● **Short exercise**:
All the data should be repeated exactly. Any image in it is left out.

● **Source records**:
>>>>

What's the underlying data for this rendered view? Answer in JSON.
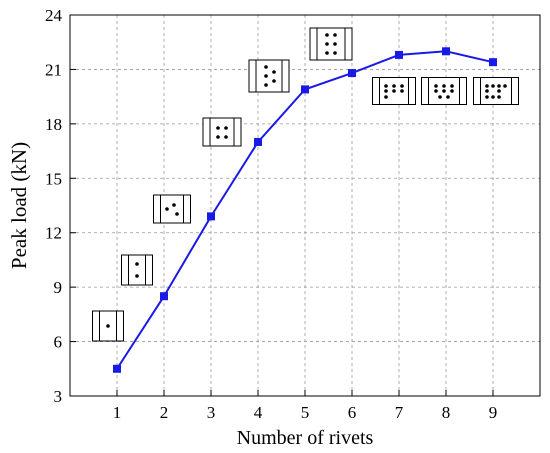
{
  "chart_data": {
    "type": "line",
    "title": "",
    "xlabel": "Number of rivets",
    "ylabel": "Peak load (kN)",
    "xlim": [
      0,
      10
    ],
    "ylim": [
      3,
      24
    ],
    "xticks": [
      1,
      2,
      3,
      4,
      5,
      6,
      7,
      8,
      9
    ],
    "yticks": [
      3,
      6,
      9,
      12,
      15,
      18,
      21,
      24
    ],
    "grid": true,
    "series": [
      {
        "x": [
          1,
          2,
          3,
          4,
          5,
          6,
          7,
          8,
          9
        ],
        "y": [
          4.5,
          8.5,
          12.9,
          17.0,
          19.9,
          20.8,
          21.8,
          22.0,
          21.4
        ]
      }
    ],
    "colors": {
      "line": "#1a1ae6",
      "grid": "#999999",
      "axis": "#000000"
    },
    "annotations": "rivet layout schematic icons shown next to each data point"
  }
}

<<<<

● **Exercise answer**:
What's the underlying data for this rendered view? Answer in JSON.
{
  "chart_data": {
    "type": "line",
    "title": "",
    "xlabel": "Number of rivets",
    "ylabel": "Peak load (kN)",
    "xlim": [
      0,
      10
    ],
    "ylim": [
      3,
      24
    ],
    "xticks": [
      1,
      2,
      3,
      4,
      5,
      6,
      7,
      8,
      9
    ],
    "yticks": [
      3,
      6,
      9,
      12,
      15,
      18,
      21,
      24
    ],
    "grid": true,
    "series": [
      {
        "x": [
          1,
          2,
          3,
          4,
          5,
          6,
          7,
          8,
          9
        ],
        "y": [
          4.5,
          8.5,
          12.9,
          17.0,
          19.9,
          20.8,
          21.8,
          22.0,
          21.4
        ]
      }
    ],
    "colors": {
      "line": "#1a1ae6",
      "grid": "#999999",
      "axis": "#000000"
    },
    "annotations": "rivet layout schematic icons shown next to each data point"
  }
}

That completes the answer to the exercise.